(Extracted records)
***

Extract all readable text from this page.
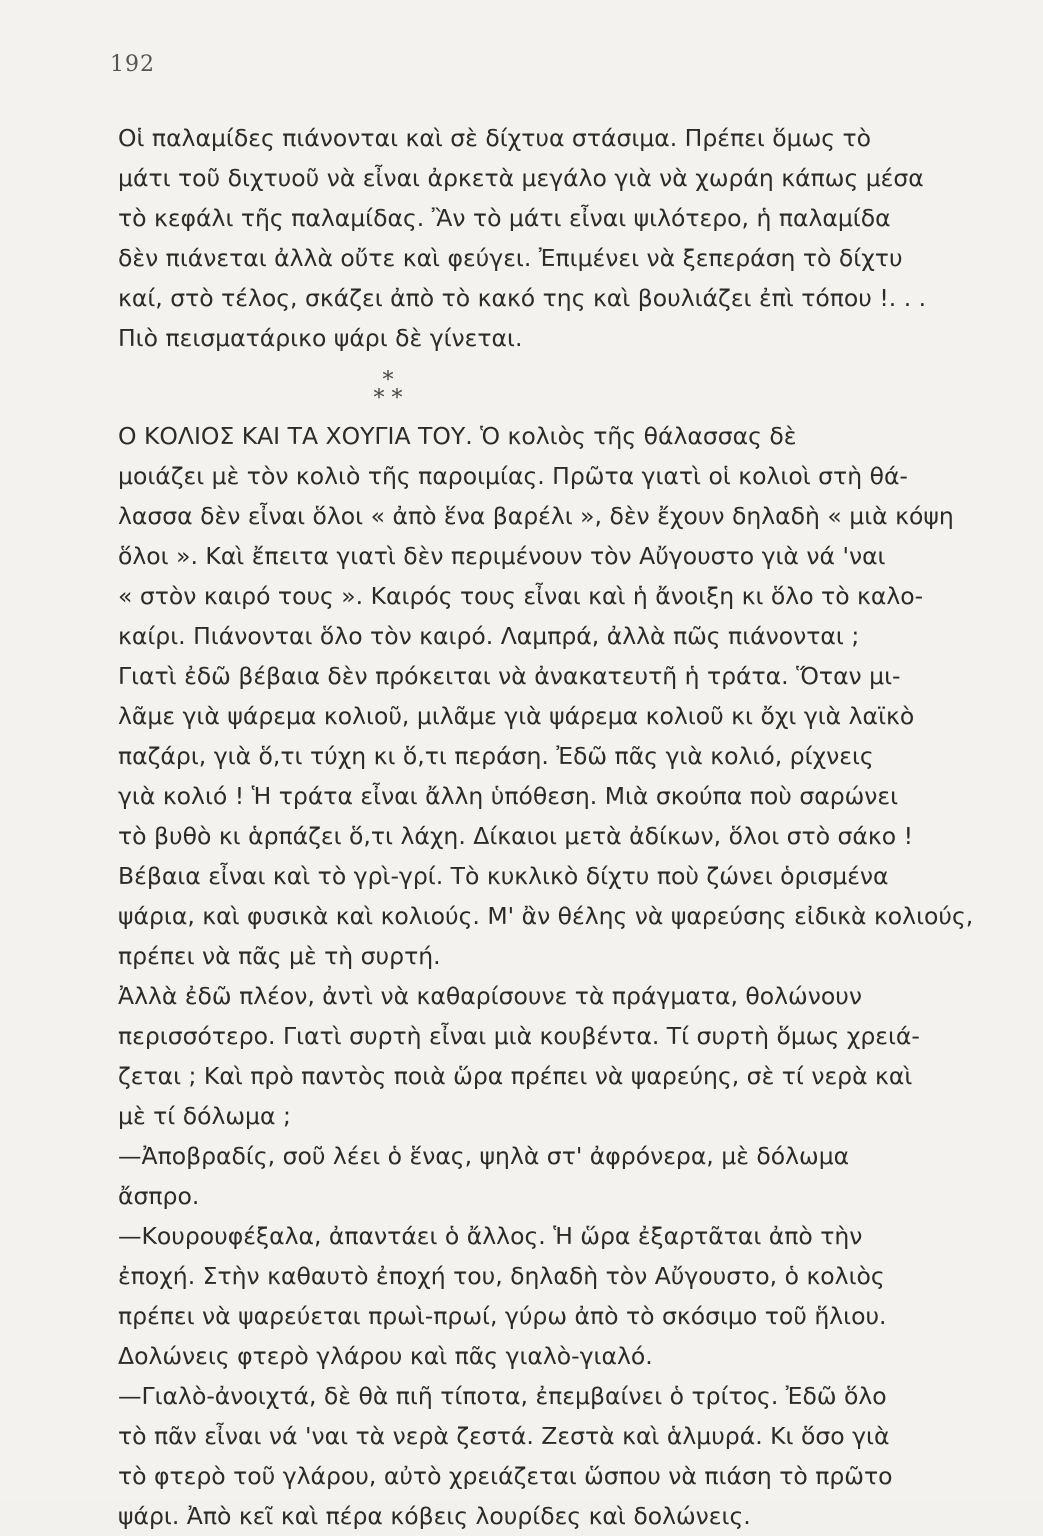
192
Οἱ παλαμίδες πιάνονται καὶ σὲ δίχτυα στάσιμα. Πρέπει ὅμως τὸ
μάτι τοῦ διχτυοῦ νὰ εἶναι ἀρκετὰ μεγάλο γιὰ νὰ χωράη κάπως μέσα
τὸ κεφάλι τῆς παλαμίδας. Ἂν τὸ μάτι εἶναι ψιλότερο, ἡ παλαμίδα
δὲν πιάνεται ἀλλὰ οὔτε καὶ φεύγει. Ἐπιμένει νὰ ξεπεράση τὸ δίχτυ
καί, στὸ τέλος, σκάζει ἀπὸ τὸ κακό της καὶ βουλιάζει ἐπὶ τόπου !. . .
Πιὸ πεισματάρικο ψάρι δὲ γίνεται.
*
* *
Ο ΚΟΛΙΟΣ ΚΑΙ ΤΑ ΧΟΥΓΙΑ ΤΟΥ. Ὁ κολιὸς τῆς θάλασσας δὲ
μοιάζει μὲ τὸν κολιὸ τῆς παροιμίας. Πρῶτα γιατὶ οἱ κολιοὶ στὴ θά-
λασσα δὲν εἶναι ὅλοι « ἀπὸ ἕνα βαρέλι », δὲν ἔχουν δηλαδὴ « μιὰ κόψη
ὅλοι ». Καὶ ἔπειτα γιατὶ δὲν περιμένουν τὸν Αὔγουστο γιὰ νά 'ναι
« στὸν καιρό τους ». Καιρός τους εἶναι καὶ ἡ ἄνοιξη κι ὅλο τὸ καλο-
καίρι. Πιάνονται ὅλο τὸν καιρό. Λαμπρά, ἀλλὰ πῶς πιάνονται ;
Γιατὶ ἐδῶ βέβαια δὲν πρόκειται νὰ ἀνακατευτῆ ἡ τράτα. Ὅταν μι-
λᾶμε γιὰ ψάρεμα κολιοῦ, μιλᾶμε γιὰ ψάρεμα κολιοῦ κι ὄχι γιὰ λαϊκὸ
παζάρι, γιὰ ὅ,τι τύχη κι ὅ,τι περάση. Ἐδῶ πᾶς γιὰ κολιό, ρίχνεις
γιὰ κολιό ! Ἡ τράτα εἶναι ἄλλη ὑπόθεση. Μιὰ σκούπα ποὺ σαρώνει
τὸ βυθὸ κι ἁρπάζει ὅ,τι λάχη. Δίκαιοι μετὰ ἀδίκων, ὅλοι στὸ σάκο !
Βέβαια εἶναι καὶ τὸ γρὶ-γρί. Τὸ κυκλικὸ δίχτυ ποὺ ζώνει ὁρισμένα
ψάρια, καὶ φυσικὰ καὶ κολιούς. Μ' ἂν θέλης νὰ ψαρεύσης εἰδικὰ κολιούς,
πρέπει νὰ πᾶς μὲ τὴ συρτή.
Ἀλλὰ ἐδῶ πλέον, ἀντὶ νὰ καθαρίσουνε τὰ πράγματα, θολώνουν
περισσότερο. Γιατὶ συρτὴ εἶναι μιὰ κουβέντα. Τί συρτὴ ὅμως χρειά-
ζεται ; Καὶ πρὸ παντὸς ποιὰ ὥρα πρέπει νὰ ψαρεύης, σὲ τί νερὰ καὶ
μὲ τί δόλωμα ;
—Ἀποβραδίς, σοῦ λέει ὁ ἕνας, ψηλὰ στ' ἀφρόνερα, μὲ δόλωμα
ἄσπρο.
—Κουρουφέξαλα, ἀπαντάει ὁ ἄλλος. Ἡ ὥρα ἐξαρτᾶται ἀπὸ τὴν
ἐποχή. Στὴν καθαυτὸ ἐποχή του, δηλαδὴ τὸν Αὔγουστο, ὁ κολιὸς
πρέπει νὰ ψαρεύεται πρωὶ-πρωί, γύρω ἀπὸ τὸ σκόσιμο τοῦ ἥλιου.
Δολώνεις φτερὸ γλάρου καὶ πᾶς γιαλὸ-γιαλό.
—Γιαλὸ-ἀνοιχτά, δὲ θὰ πιῆ τίποτα, ἐπεμβαίνει ὁ τρίτος. Ἐδῶ ὅλο
τὸ πᾶν εἶναι νά 'ναι τὰ νερὰ ζεστά. Ζεστὰ καὶ ἁλμυρά. Κι ὅσο γιὰ
τὸ φτερὸ τοῦ γλάρου, αὐτὸ χρειάζεται ὥσπου νὰ πιάση τὸ πρῶτο
ψάρι. Ἀπὸ κεῖ καὶ πέρα κόβεις λουρίδες καὶ δολώνεις.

***

Make an exact copy of every entry above, minus the images.

Extract all readable text from this page.
192
Οἱ παλαμίδες πιάνονται καὶ σὲ δίχτυα στάσιμα. Πρέπει ὅμως τὸ
μάτι τοῦ διχτυοῦ νὰ εἶναι ἀρκετὰ μεγάλο γιὰ νὰ χωράη κάπως μέσα
τὸ κεφάλι τῆς παλαμίδας. Ἂν τὸ μάτι εἶναι ψιλότερο, ἡ παλαμίδα
δὲν πιάνεται ἀλλὰ οὔτε καὶ φεύγει. Ἐπιμένει νὰ ξεπεράση τὸ δίχτυ
καί, στὸ τέλος, σκάζει ἀπὸ τὸ κακό της καὶ βουλιάζει ἐπὶ τόπου !. . .
Πιὸ πεισματάρικο ψάρι δὲ γίνεται.
*
* *
Ο ΚΟΛΙΟΣ ΚΑΙ ΤΑ ΧΟΥΓΙΑ ΤΟΥ. Ὁ κολιὸς τῆς θάλασσας δὲ
μοιάζει μὲ τὸν κολιὸ τῆς παροιμίας. Πρῶτα γιατὶ οἱ κολιοὶ στὴ θά-
λασσα δὲν εἶναι ὅλοι « ἀπὸ ἕνα βαρέλι », δὲν ἔχουν δηλαδὴ « μιὰ κόψη
ὅλοι ». Καὶ ἔπειτα γιατὶ δὲν περιμένουν τὸν Αὔγουστο γιὰ νά 'ναι
« στὸν καιρό τους ». Καιρός τους εἶναι καὶ ἡ ἄνοιξη κι ὅλο τὸ καλο-
καίρι. Πιάνονται ὅλο τὸν καιρό. Λαμπρά, ἀλλὰ πῶς πιάνονται ;
Γιατὶ ἐδῶ βέβαια δὲν πρόκειται νὰ ἀνακατευτῆ ἡ τράτα. Ὅταν μι-
λᾶμε γιὰ ψάρεμα κολιοῦ, μιλᾶμε γιὰ ψάρεμα κολιοῦ κι ὄχι γιὰ λαϊκὸ
παζάρι, γιὰ ὅ,τι τύχη κι ὅ,τι περάση. Ἐδῶ πᾶς γιὰ κολιό, ρίχνεις
γιὰ κολιό ! Ἡ τράτα εἶναι ἄλλη ὑπόθεση. Μιὰ σκούπα ποὺ σαρώνει
τὸ βυθὸ κι ἁρπάζει ὅ,τι λάχη. Δίκαιοι μετὰ ἀδίκων, ὅλοι στὸ σάκο !
Βέβαια εἶναι καὶ τὸ γρὶ-γρί. Τὸ κυκλικὸ δίχτυ ποὺ ζώνει ὁρισμένα
ψάρια, καὶ φυσικὰ καὶ κολιούς. Μ' ἂν θέλης νὰ ψαρεύσης εἰδικὰ κολιούς,
πρέπει νὰ πᾶς μὲ τὴ συρτή.
Ἀλλὰ ἐδῶ πλέον, ἀντὶ νὰ καθαρίσουνε τὰ πράγματα, θολώνουν
περισσότερο. Γιατὶ συρτὴ εἶναι μιὰ κουβέντα. Τί συρτὴ ὅμως χρειά-
ζεται ; Καὶ πρὸ παντὸς ποιὰ ὥρα πρέπει νὰ ψαρεύης, σὲ τί νερὰ καὶ
μὲ τί δόλωμα ;
—Ἀποβραδίς, σοῦ λέει ὁ ἕνας, ψηλὰ στ' ἀφρόνερα, μὲ δόλωμα
ἄσπρο.
—Κουρουφέξαλα, ἀπαντάει ὁ ἄλλος. Ἡ ὥρα ἐξαρτᾶται ἀπὸ τὴν
ἐποχή. Στὴν καθαυτὸ ἐποχή του, δηλαδὴ τὸν Αὔγουστο, ὁ κολιὸς
πρέπει νὰ ψαρεύεται πρωὶ-πρωί, γύρω ἀπὸ τὸ σκόσιμο τοῦ ἥλιου.
Δολώνεις φτερὸ γλάρου καὶ πᾶς γιαλὸ-γιαλό.
—Γιαλὸ-ἀνοιχτά, δὲ θὰ πιῆ τίποτα, ἐπεμβαίνει ὁ τρίτος. Ἐδῶ ὅλο
τὸ πᾶν εἶναι νά 'ναι τὰ νερὰ ζεστά. Ζεστὰ καὶ ἁλμυρά. Κι ὅσο γιὰ
τὸ φτερὸ τοῦ γλάρου, αὐτὸ χρειάζεται ὥσπου νὰ πιάση τὸ πρῶτο
ψάρι. Ἀπὸ κεῖ καὶ πέρα κόβεις λουρίδες καὶ δολώνεις.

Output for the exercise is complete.